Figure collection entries

_ _ _ _ _ _ _

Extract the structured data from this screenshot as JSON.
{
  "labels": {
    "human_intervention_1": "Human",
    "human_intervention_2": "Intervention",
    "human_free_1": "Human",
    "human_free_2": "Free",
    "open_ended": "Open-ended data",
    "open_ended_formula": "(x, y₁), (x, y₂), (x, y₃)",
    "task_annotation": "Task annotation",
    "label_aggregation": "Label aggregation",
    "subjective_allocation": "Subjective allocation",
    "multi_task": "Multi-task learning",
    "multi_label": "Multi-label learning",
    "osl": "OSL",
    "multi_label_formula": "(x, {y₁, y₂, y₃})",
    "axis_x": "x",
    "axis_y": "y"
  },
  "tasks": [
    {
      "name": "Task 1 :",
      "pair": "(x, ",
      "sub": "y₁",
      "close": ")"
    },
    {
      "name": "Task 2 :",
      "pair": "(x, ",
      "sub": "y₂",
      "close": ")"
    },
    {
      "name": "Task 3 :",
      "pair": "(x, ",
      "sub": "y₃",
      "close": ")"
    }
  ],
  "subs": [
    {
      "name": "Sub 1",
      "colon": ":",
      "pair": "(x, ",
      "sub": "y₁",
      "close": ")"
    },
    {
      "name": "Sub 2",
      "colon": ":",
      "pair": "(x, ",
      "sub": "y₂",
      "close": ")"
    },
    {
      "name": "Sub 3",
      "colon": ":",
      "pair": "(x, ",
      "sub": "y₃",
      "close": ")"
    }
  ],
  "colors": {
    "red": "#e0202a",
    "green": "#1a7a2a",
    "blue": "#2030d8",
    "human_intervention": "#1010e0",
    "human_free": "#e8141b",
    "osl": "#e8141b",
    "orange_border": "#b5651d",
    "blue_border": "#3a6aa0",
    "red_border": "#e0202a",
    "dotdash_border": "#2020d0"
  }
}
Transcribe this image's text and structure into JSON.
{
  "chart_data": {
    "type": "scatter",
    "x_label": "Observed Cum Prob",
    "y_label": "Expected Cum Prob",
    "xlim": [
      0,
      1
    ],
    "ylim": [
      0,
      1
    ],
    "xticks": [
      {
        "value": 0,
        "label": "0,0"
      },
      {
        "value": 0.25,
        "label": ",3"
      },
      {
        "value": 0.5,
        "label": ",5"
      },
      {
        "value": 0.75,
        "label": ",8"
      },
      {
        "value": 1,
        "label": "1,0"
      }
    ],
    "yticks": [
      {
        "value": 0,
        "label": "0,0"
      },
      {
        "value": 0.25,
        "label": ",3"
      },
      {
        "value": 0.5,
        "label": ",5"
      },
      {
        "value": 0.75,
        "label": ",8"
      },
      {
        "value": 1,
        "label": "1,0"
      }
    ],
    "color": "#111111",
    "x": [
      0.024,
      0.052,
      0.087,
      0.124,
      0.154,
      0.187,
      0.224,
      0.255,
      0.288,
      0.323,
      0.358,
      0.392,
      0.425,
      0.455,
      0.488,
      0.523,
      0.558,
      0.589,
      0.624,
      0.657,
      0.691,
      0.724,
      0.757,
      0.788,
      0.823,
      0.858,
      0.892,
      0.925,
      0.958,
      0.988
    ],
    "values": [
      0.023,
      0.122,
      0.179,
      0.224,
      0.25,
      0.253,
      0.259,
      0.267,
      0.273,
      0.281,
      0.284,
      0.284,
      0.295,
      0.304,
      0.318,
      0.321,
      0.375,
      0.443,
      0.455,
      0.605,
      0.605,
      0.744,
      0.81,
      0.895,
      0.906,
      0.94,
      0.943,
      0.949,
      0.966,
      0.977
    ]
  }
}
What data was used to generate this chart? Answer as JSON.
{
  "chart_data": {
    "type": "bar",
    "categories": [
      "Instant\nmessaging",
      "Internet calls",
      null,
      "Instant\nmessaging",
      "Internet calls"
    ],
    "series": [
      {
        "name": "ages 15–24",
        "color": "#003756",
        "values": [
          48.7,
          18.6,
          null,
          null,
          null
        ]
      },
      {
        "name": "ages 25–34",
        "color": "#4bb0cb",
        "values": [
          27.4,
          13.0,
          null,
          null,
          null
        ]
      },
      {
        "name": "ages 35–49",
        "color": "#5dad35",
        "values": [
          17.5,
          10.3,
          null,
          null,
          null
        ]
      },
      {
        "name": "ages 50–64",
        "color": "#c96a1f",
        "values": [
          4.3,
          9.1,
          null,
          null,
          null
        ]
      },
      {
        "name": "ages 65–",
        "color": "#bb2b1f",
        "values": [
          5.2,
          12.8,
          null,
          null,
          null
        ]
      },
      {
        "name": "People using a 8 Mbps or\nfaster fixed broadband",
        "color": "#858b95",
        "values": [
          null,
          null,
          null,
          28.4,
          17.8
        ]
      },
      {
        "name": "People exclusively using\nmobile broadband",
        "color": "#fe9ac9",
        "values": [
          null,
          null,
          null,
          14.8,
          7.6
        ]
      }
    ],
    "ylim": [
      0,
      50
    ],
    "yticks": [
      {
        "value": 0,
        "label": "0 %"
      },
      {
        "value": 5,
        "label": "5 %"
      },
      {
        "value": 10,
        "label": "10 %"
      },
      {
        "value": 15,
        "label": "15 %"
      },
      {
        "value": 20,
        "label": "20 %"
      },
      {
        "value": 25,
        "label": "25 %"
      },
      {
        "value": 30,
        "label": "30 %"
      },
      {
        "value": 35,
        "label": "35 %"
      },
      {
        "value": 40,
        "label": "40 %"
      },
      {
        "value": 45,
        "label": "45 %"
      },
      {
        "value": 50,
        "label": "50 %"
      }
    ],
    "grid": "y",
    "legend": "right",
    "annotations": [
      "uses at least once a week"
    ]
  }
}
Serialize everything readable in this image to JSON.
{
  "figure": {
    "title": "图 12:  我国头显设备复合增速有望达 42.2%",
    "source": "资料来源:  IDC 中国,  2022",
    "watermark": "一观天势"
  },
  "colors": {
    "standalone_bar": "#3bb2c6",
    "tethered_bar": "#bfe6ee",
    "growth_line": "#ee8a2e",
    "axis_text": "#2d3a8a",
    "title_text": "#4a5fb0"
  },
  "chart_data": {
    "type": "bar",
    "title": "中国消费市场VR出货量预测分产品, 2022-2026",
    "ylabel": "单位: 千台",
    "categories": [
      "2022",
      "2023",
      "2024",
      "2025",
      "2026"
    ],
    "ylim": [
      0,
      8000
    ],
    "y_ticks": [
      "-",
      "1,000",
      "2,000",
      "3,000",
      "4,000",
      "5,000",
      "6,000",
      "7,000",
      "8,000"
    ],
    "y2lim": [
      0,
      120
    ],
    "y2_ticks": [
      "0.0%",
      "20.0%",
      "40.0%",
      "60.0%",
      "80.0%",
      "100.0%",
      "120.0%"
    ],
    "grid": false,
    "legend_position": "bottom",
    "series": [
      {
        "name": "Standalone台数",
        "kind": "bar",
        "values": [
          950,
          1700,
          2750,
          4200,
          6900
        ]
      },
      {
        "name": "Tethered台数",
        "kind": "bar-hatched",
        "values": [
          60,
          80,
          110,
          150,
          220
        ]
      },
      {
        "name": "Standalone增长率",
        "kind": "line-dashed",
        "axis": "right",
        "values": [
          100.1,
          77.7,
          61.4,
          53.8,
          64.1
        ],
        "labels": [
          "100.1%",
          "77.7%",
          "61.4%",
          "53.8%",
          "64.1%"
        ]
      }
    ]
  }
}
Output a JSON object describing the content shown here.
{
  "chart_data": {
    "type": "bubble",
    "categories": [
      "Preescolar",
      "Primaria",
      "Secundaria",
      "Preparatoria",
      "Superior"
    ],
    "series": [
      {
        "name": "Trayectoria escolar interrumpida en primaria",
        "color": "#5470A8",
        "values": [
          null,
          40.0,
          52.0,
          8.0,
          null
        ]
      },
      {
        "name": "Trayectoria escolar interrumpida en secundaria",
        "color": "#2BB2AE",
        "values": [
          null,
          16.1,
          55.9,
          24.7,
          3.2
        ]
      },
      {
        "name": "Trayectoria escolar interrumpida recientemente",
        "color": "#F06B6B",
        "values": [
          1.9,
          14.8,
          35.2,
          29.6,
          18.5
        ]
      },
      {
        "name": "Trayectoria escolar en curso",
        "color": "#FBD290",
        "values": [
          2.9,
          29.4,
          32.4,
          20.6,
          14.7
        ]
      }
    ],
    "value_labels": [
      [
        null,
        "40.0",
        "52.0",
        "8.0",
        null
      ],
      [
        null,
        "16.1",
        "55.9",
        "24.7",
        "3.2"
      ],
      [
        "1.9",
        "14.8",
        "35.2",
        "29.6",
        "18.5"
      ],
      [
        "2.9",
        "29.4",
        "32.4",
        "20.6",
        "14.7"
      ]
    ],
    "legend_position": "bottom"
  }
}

_ _ _ _ _ _ _

#### Problem:
Tally the lines in the records above that contain the word "this", and give only that number.

#### Written response:
4